# Aim of the exercise
Below are the records; collect from them each line containing the string "JSON".

[Some records]
##########

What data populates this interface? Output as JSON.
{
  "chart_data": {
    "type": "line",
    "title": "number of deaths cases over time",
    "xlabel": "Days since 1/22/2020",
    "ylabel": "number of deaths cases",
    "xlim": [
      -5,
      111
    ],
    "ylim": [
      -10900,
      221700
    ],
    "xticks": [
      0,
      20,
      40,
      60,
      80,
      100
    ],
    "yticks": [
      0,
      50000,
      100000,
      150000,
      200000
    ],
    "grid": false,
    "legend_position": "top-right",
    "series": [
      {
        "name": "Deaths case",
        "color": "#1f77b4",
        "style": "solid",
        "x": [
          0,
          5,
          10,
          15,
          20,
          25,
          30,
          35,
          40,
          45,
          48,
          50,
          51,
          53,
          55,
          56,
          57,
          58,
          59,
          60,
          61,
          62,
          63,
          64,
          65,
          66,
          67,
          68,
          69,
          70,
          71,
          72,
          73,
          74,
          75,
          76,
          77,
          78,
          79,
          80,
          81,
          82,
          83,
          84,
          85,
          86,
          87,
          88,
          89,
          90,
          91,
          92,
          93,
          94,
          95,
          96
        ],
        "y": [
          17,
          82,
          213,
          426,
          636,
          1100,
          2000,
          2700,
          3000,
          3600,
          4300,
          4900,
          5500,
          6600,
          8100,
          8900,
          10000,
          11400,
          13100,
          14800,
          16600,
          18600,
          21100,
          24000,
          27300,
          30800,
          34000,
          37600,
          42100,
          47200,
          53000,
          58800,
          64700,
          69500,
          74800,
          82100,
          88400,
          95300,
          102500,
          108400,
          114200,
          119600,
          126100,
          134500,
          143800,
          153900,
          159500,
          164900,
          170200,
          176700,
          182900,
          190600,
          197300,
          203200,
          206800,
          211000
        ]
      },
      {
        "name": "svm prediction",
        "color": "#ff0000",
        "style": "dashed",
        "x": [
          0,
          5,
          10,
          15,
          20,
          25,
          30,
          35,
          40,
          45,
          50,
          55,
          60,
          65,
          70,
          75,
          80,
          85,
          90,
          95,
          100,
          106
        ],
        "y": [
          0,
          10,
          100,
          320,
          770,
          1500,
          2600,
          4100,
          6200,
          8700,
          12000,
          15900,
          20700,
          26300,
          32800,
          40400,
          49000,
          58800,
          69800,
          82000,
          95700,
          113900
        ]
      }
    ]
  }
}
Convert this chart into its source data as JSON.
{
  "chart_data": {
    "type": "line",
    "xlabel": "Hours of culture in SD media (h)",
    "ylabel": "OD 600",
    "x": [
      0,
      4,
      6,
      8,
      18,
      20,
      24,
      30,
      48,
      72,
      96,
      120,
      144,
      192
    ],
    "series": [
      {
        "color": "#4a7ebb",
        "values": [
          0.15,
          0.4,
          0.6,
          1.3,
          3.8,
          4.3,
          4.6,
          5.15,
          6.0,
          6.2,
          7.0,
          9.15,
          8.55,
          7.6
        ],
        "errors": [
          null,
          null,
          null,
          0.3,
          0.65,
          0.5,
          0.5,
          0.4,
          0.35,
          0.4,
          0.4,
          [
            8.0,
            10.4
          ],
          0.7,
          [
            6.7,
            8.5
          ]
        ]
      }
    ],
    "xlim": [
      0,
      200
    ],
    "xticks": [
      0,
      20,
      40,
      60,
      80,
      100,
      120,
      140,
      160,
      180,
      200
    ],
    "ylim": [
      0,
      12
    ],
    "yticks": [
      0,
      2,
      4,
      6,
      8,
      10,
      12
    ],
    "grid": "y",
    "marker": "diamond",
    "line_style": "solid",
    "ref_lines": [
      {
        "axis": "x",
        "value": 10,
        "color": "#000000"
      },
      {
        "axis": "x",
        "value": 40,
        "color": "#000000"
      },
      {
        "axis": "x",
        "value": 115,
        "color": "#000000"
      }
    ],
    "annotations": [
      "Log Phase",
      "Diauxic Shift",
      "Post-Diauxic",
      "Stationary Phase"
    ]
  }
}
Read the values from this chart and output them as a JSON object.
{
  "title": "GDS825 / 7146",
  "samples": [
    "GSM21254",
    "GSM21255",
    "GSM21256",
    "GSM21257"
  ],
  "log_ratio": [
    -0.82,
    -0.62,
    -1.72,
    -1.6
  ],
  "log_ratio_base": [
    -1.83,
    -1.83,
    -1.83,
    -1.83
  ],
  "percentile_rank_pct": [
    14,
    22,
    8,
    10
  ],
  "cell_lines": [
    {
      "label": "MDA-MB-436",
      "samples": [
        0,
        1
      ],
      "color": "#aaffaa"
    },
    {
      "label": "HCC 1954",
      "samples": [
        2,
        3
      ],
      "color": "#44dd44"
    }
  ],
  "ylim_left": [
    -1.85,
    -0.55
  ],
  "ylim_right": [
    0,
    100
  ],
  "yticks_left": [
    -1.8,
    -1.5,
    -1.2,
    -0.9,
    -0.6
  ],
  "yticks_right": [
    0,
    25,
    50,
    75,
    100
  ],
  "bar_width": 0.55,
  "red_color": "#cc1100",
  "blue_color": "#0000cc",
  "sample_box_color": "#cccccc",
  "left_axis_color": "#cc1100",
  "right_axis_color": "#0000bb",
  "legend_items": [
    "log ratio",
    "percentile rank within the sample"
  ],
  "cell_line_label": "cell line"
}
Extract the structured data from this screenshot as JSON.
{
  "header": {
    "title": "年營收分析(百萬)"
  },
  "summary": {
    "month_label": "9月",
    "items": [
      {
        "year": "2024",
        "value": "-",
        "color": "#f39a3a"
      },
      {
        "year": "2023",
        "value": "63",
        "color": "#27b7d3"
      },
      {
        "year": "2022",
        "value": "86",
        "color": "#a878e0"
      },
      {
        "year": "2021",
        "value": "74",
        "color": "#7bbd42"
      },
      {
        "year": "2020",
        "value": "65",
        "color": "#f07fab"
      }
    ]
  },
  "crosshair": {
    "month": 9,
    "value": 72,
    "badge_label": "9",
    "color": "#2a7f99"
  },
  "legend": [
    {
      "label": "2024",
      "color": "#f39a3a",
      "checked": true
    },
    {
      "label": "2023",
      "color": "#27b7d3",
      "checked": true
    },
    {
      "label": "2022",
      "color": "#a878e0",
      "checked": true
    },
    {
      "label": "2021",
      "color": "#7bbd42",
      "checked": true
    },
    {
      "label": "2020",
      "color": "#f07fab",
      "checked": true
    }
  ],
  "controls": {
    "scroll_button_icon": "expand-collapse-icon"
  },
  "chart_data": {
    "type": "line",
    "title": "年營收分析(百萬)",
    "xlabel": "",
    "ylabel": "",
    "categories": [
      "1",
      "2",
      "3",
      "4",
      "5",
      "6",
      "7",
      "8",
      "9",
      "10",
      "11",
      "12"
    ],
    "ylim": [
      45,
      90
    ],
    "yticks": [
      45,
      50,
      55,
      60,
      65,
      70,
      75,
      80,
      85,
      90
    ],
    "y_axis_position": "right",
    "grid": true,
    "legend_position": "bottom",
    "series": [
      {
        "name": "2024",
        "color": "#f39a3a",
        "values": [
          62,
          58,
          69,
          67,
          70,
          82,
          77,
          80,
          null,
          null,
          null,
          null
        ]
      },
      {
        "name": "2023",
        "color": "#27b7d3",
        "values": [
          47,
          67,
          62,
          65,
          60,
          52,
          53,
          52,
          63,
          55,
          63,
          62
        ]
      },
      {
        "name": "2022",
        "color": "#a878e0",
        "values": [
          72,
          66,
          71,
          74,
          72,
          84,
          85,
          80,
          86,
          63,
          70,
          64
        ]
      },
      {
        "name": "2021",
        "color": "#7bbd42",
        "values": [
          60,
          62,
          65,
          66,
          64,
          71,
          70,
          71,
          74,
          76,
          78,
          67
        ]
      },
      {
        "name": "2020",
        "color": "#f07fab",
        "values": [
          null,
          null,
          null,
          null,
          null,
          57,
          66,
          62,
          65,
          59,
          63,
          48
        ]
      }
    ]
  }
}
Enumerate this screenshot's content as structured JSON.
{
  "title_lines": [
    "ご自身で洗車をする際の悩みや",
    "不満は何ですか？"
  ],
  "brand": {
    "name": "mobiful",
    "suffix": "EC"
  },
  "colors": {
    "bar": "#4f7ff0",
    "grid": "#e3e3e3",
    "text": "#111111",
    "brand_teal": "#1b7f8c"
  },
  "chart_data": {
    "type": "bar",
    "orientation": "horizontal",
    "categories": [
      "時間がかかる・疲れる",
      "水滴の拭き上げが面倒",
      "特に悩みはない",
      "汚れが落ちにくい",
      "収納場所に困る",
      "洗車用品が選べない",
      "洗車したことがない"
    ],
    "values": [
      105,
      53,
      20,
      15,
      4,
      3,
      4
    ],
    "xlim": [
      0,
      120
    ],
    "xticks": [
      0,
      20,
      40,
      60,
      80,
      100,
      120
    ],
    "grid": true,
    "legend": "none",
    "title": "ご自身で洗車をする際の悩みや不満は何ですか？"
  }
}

##########

# Answer to this problem
What data populates this interface? Output as JSON.
Convert this chart into its source data as JSON.
Read the values from this chart and output them as a JSON object.
Extract the structured data from this screenshot as JSON.
Enumerate this screenshot's content as structured JSON.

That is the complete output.